> _WHAT IS EXPECTED_: Copy out the entries in full and with complete accuracy; pictures are excluded.

> _ENTRIES SUPPLIED_:
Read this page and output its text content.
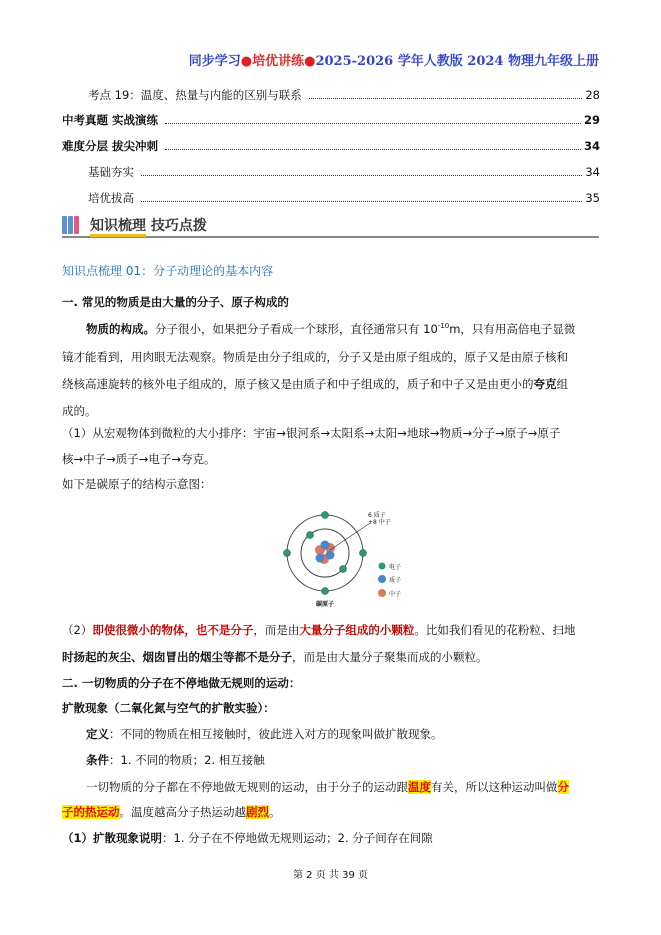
同步学习●培优讲练●2025-2026 学年人教版 2024 物理九年级上册
考点 19：温度、热量与内能的区别与联系	28
中考真题 实战演练	29
难度分层 拔尖冲刺	34
基础夯实	34
培优拔高	35
知识梳理 技巧点拨
知识点梳理 01：分子动理论的基本内容
一. 常见的物质是由大量的分子、原子构成的
物质的构成。分子很小，如果把分子看成一个球形，直径通常只有 $10^{-10}m$，只有用高倍电子显微
镜才能看到，用肉眼无法观察。物质是由分子组成的，分子又是由原子组成的，原子又是由原子核和
绕核高速旋转的核外电子组成的，原子核又是由质子和中子组成的，质子和中子又是由更小的夸克组
成的。
（1）从宏观物体到微粒的大小排序：宇宙→银河系→太阳系→太阳→地球→物质→分子→原子→原子
核→中子→质子→电子→夸克。
如下是碳原子的结构示意图：
6 质子
+8 中子
电子
质子
中子
碳原子
（2）即使很微小的物体，也不是分子，而是由大量分子组成的小颗粒。比如我们看见的花粉粒、扫地
时扬起的灰尘、烟囱冒出的烟尘等都不是分子，而是由大量分子聚集而成的小颗粒。
二. 一切物质的分子在不停地做无规则的运动：
扩散现象（二氧化氮与空气的扩散实验）：
定义：不同的物质在相互接触时，彼此进入对方的现象叫做扩散现象。
条件：1. 不同的物质；2. 相互接触
一切物质的分子都在不停地做无规则的运动，由于分子的运动跟温度有关，所以这种运动叫做分
子的热运动。温度越高分子热运动越剧烈。
（1）扩散现象说明：1. 分子在不停地做无规则运动；2. 分子间存在间隙
第 2 页 共 39 页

> _PROBLEM SOLUTION_:
Read this page and output its text content.
同步学习●培优讲练●2025-2026 学年人教版 2024 物理九年级上册
考点 19：温度、热量与内能的区别与联系	28
中考真题 实战演练	29
难度分层 拔尖冲刺	34
基础夯实	34
培优拔高	35
知识梳理 技巧点拨
知识点梳理 01：分子动理论的基本内容
一. 常见的物质是由大量的分子、原子构成的
物质的构成。分子很小，如果把分子看成一个球形，直径通常只有 $10^{-10}m$，只有用高倍电子显微
镜才能看到，用肉眼无法观察。物质是由分子组成的，分子又是由原子组成的，原子又是由原子核和
绕核高速旋转的核外电子组成的，原子核又是由质子和中子组成的，质子和中子又是由更小的夸克组
成的。
（1）从宏观物体到微粒的大小排序：宇宙→银河系→太阳系→太阳→地球→物质→分子→原子→原子
核→中子→质子→电子→夸克。
如下是碳原子的结构示意图：
6 质子
+8 中子
电子
质子
中子
碳原子
（2）即使很微小的物体，也不是分子，而是由大量分子组成的小颗粒。比如我们看见的花粉粒、扫地
时扬起的灰尘、烟囱冒出的烟尘等都不是分子，而是由大量分子聚集而成的小颗粒。
二. 一切物质的分子在不停地做无规则的运动：
扩散现象（二氧化氮与空气的扩散实验）：
定义：不同的物质在相互接触时，彼此进入对方的现象叫做扩散现象。
条件：1. 不同的物质；2. 相互接触
一切物质的分子都在不停地做无规则的运动，由于分子的运动跟温度有关，所以这种运动叫做分
子的热运动。温度越高分子热运动越剧烈。
（1）扩散现象说明：1. 分子在不停地做无规则运动；2. 分子间存在间隙
第 2 页 共 39 页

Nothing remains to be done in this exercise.